◆ **Task description**
Pick out and copy every line below that has the word "第三幅图".

◆ **Input records**
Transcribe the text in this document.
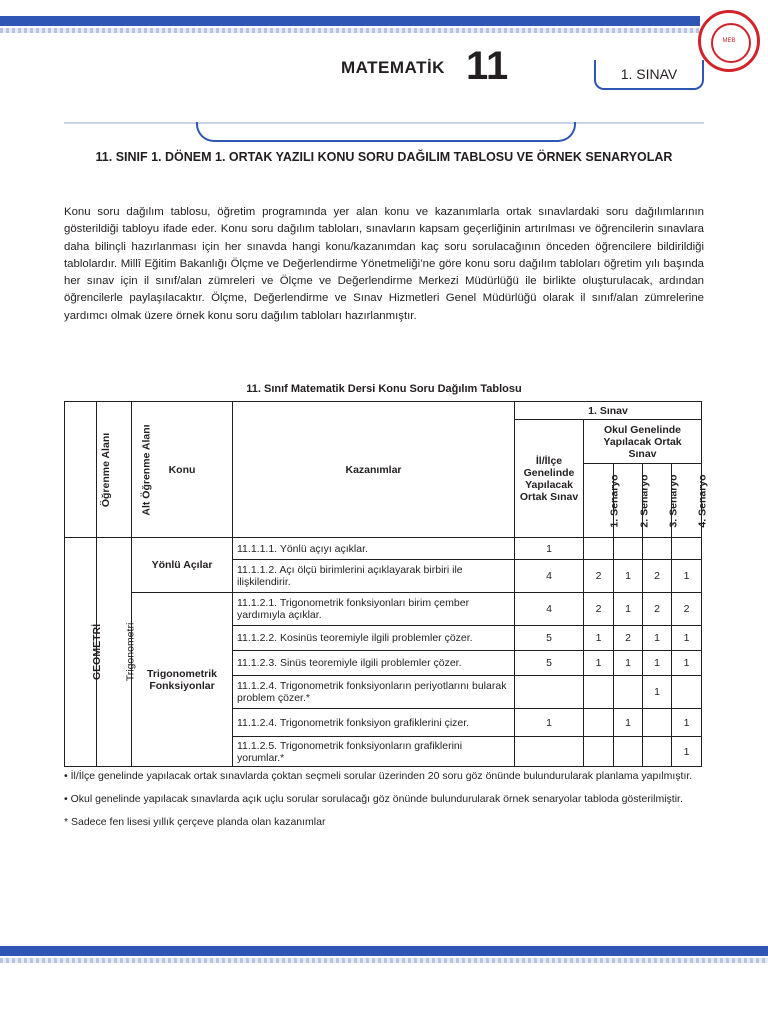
MEB
MATEMATİK 11	1. SINAV
11. SINIF 1. DÖNEM 1. ORTAK YAZILI KONU SORU DAĞILIM TABLOSU VE ÖRNEK SENARYOLAR
Konu soru dağılım tablosu, öğretim programında yer alan konu ve kazanımlarla ortak sınavlardaki soru dağılımlarının gösterildiği tabloyu ifade eder. Konu soru dağılım tabloları, sınavların kapsam geçerliğinin artırılması ve öğrencilerin sınavlara daha bilinçli hazırlanması için her sınavda hangi konu/kazanımdan kaç soru sorulacağının önceden öğrencilere bildirildiği tablolardır. Millî Eğitim Bakanlığı Ölçme ve Değerlendirme Yönetmeliği’ne göre konu soru dağılım tabloları öğretim yılı başında her sınav için il sınıf/alan zümreleri ve Ölçme ve Değerlendirme Merkezi Müdürlüğü ile birlikte oluşturulacak, ardından öğrencilerle paylaşılacaktır. Ölçme, Değerlendirme ve Sınav Hizmetleri Genel Müdürlüğü olarak il sınıf/alan zümrelerine yardımcı olmak üzere örnek konu soru dağılım tabloları hazırlanmıştır.
11. Sınıf Matematik Dersi Konu Soru Dağılım Tablosu
Öğrenme Alanı	Alt Öğrenme Alanı	Konu	Kazanımlar	1. Sınav				
				İl/İlçe Genelinde Yapılacak Ortak Sınav	Okul Genelinde Yapılacak Ortak Sınav			
					1. Senaryo	2. Senaryo	3. Senaryo	4. Senaryo
GEOMETRİ	Trigonometri	Yönlü Açılar	11.1.1.1. Yönlü açıyı açıklar.	1				
			11.1.1.2. Açı ölçü birimlerini açıklayarak birbiri ile ilişkilendirir.	4	2	1	2	1
		Trigonometrik Fonksiyonlar	11.1.2.1. Trigonometrik fonksiyonları birim çember yardımıyla açıklar.	4	2	1	2	2
			11.1.2.2. Kosinüs teoremiyle ilgili problemler çözer.	5	1	2	1	1
			11.1.2.3. Sinüs teoremiyle ilgili problemler çözer.	5	1	1	1	1
			11.1.2.4. Trigonometrik fonksiyonların periyotlarını bularak problem çözer.*				1	
			11.1.2.4. Trigonometrik fonksiyon grafiklerini çizer.	1		1		1
			11.1.2.5. Trigonometrik fonksiyonların grafiklerini yorumlar.*					1

• İl/İlçe genelinde yapılacak ortak sınavlarda çoktan seçmeli sorular üzerinden 20 soru göz önünde bulundurularak planlama yapılmıştır.

• Okul genelinde yapılacak sınavlarda açık uçlu sorular sorulacağı göz önünde bulundurularak örnek senaryolar tabloda gösterilmiştir.

* Sadece fen lisesi yıllık çerçeve planda olan kazanımlar
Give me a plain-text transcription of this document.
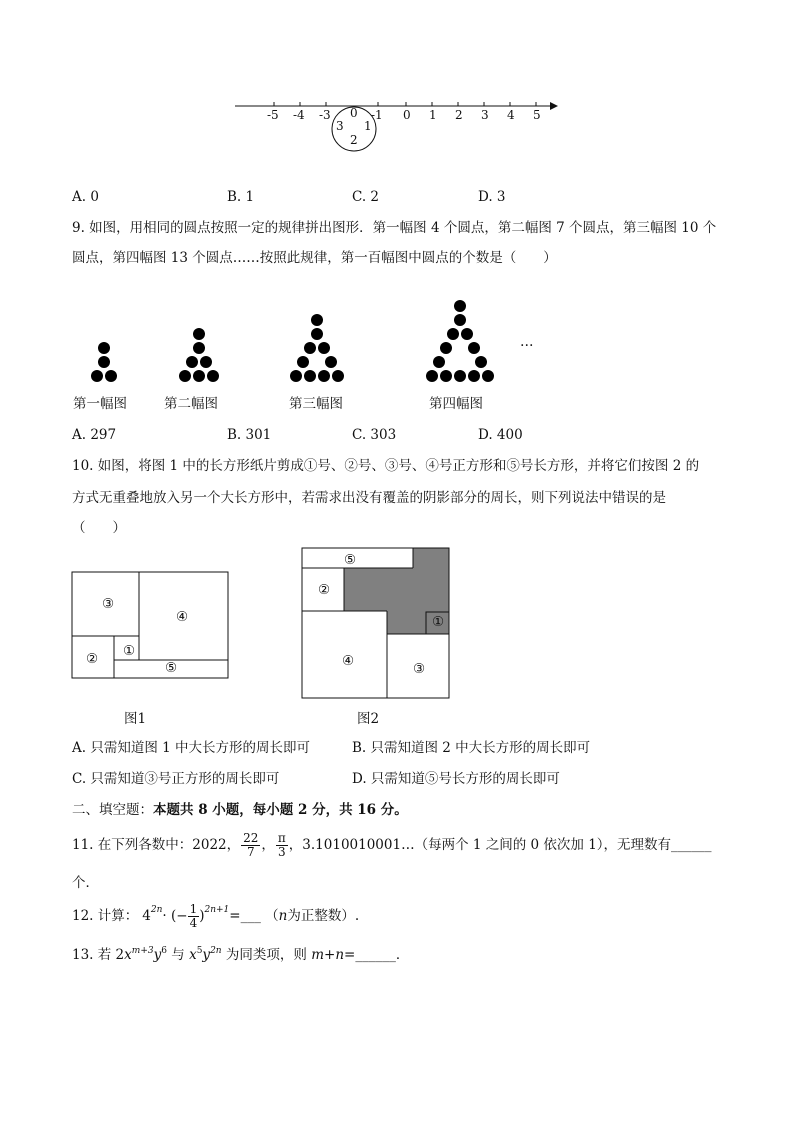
-5 -4 -3	-1 0 1 2 3 4 5
0
3 1
2
A. 0	B. 1	C. 2	D. 3
9. 如图，用相同的圆点按照一定的规律拼出图形．第一幅图 4 个圆点，第二幅图 7 个圆点，第三幅图 10 个
圆点，第四幅图 13 个圆点……按照此规律，第一百幅图中圆点的个数是（　　）
…
第一幅图	第二幅图	第三幅图	第四幅图
A. 297	B. 301	C. 303	D. 400
10. 如图，将图 1 中的长方形纸片剪成①号、②号、③号、④号正方形和⑤号长方形，并将它们按图 2 的
方式无重叠地放入另一个大长方形中，若需求出没有覆盖的阴影部分的周长，则下列说法中错误的是
（　　）
③
④
② ①
⑤
图1
⑤
②
①
④	③
图2
A. 只需知道图 1 中大长方形的周长即可	B. 只需知道图 2 中大长方形的周长即可
C. 只需知道③号正方形的周长即可	D. 只需知道⑤号长方形的周长即可
二、填空题：本题共 8 小题，每小题 2 分，共 16 分。
11. 在下列各数中：2022， $\frac{22}{7}$ ， $\frac{\pi}{3}$ ，3.1010010001…（每两个 1 之间的 0 依次加 1），无理数有______
个．
12. 计算： 4 2n · (− $\frac{1}{4}$ ) 2n+1 =___ （ n 为正整数）.
13. 若 $2x^{m+3}y^6$ 与 $x^5y^{2n}$ 为同类项，则 m+n=______．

◆ **Exercise result**
9. 如图，用相同的圆点按照一定的规律拼出图形．第一幅图 4 个圆点，第二幅图 7 个圆点，第三幅图 10 个
第一幅图	第二幅图	第三幅图	第四幅图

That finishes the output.